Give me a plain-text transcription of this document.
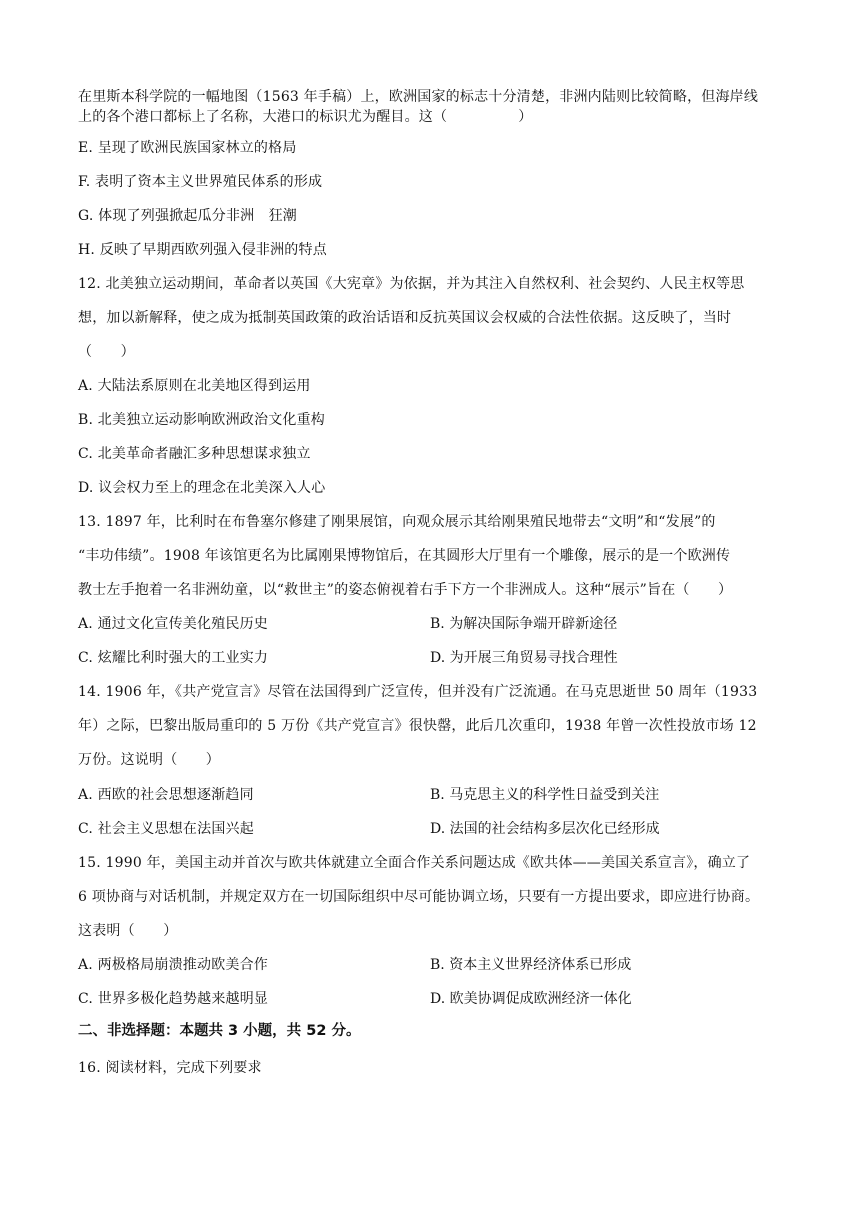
在里斯本科学院的一幅地图（1563 年手稿）上，欧洲国家的标志十分清楚，非洲内陆则比较简略，但海岸线
上的各个港口都标上了名称，大港口的标识尤为醒目。这（　　　　　）
E. 呈现了欧洲民族国家林立的格局
F. 表明了资本主义世界殖民体系的形成
G. 体现了列强掀起瓜分非洲　狂潮
H. 反映了早期西欧列强入侵非洲的特点
12. 北美独立运动期间，革命者以英国《大宪章》为依据，并为其注入自然权利、社会契约、人民主权等思
想，加以新解释，使之成为抵制英国政策的政治话语和反抗英国议会权威的合法性依据。这反映了，当时
（　　）
A. 大陆法系原则在北美地区得到运用
B. 北美独立运动影响欧洲政治文化重构
C. 北美革命者融汇多种思想谋求独立
D. 议会权力至上的理念在北美深入人心
13. 1897 年，比利时在布鲁塞尔修建了刚果展馆，向观众展示其给刚果殖民地带去“文明”和“发展”的
“丰功伟绩”。1908 年该馆更名为比属刚果博物馆后，在其圆形大厅里有一个雕像，展示的是一个欧洲传
教士左手抱着一名非洲幼童，以“救世主”的姿态俯视着右手下方一个非洲成人。这种“展示”旨在（　　）
A. 通过文化宣传美化殖民历史	B. 为解决国际争端开辟新途径
C. 炫耀比利时强大的工业实力	D. 为开展三角贸易寻找合理性
14. 1906 年，《共产党宣言》尽管在法国得到广泛宣传，但并没有广泛流通。在马克思逝世 50 周年（1933
年）之际，巴黎出版局重印的 5 万份《共产党宣言》很快罄，此后几次重印，1938 年曾一次性投放市场 12
万份。这说明（　　）
A. 西欧的社会思想逐渐趋同	B. 马克思主义的科学性日益受到关注
C. 社会主义思想在法国兴起	D. 法国的社会结构多层次化已经形成
15. 1990 年，美国主动并首次与欧共体就建立全面合作关系问题达成《欧共体——美国关系宣言》，确立了
6 项协商与对话机制，并规定双方在一切国际组织中尽可能协调立场，只要有一方提出要求，即应进行协商。
这表明（　　）
A. 两极格局崩溃推动欧美合作	B. 资本主义世界经济体系已形成
C. 世界多极化趋势越来越明显	D. 欧美协调促成欧洲经济一体化
二、非选择题：本题共 3 小题，共 52 分。
16. 阅读材料，完成下列要求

◆ **Objective**
Set down every record once more, word for word, without pictures.

◆ **Result of the task**
Give me a plain-text transcription of this document.
在里斯本科学院的一幅地图（1563 年手稿）上，欧洲国家的标志十分清楚，非洲内陆则比较简略，但海岸线
上的各个港口都标上了名称，大港口的标识尤为醒目。这（　　　　　）
E. 呈现了欧洲民族国家林立的格局
F. 表明了资本主义世界殖民体系的形成
G. 体现了列强掀起瓜分非洲　狂潮
H. 反映了早期西欧列强入侵非洲的特点
12. 北美独立运动期间，革命者以英国《大宪章》为依据，并为其注入自然权利、社会契约、人民主权等思
想，加以新解释，使之成为抵制英国政策的政治话语和反抗英国议会权威的合法性依据。这反映了，当时
（　　）
A. 大陆法系原则在北美地区得到运用
B. 北美独立运动影响欧洲政治文化重构
C. 北美革命者融汇多种思想谋求独立
D. 议会权力至上的理念在北美深入人心
13. 1897 年，比利时在布鲁塞尔修建了刚果展馆，向观众展示其给刚果殖民地带去“文明”和“发展”的
“丰功伟绩”。1908 年该馆更名为比属刚果博物馆后，在其圆形大厅里有一个雕像，展示的是一个欧洲传
教士左手抱着一名非洲幼童，以“救世主”的姿态俯视着右手下方一个非洲成人。这种“展示”旨在（　　）
A. 通过文化宣传美化殖民历史	B. 为解决国际争端开辟新途径
C. 炫耀比利时强大的工业实力	D. 为开展三角贸易寻找合理性
14. 1906 年，《共产党宣言》尽管在法国得到广泛宣传，但并没有广泛流通。在马克思逝世 50 周年（1933
年）之际，巴黎出版局重印的 5 万份《共产党宣言》很快罄，此后几次重印，1938 年曾一次性投放市场 12
万份。这说明（　　）
A. 西欧的社会思想逐渐趋同	B. 马克思主义的科学性日益受到关注
C. 社会主义思想在法国兴起	D. 法国的社会结构多层次化已经形成
15. 1990 年，美国主动并首次与欧共体就建立全面合作关系问题达成《欧共体——美国关系宣言》，确立了
6 项协商与对话机制，并规定双方在一切国际组织中尽可能协调立场，只要有一方提出要求，即应进行协商。
这表明（　　）
A. 两极格局崩溃推动欧美合作	B. 资本主义世界经济体系已形成
C. 世界多极化趋势越来越明显	D. 欧美协调促成欧洲经济一体化
二、非选择题：本题共 3 小题，共 52 分。
16. 阅读材料，完成下列要求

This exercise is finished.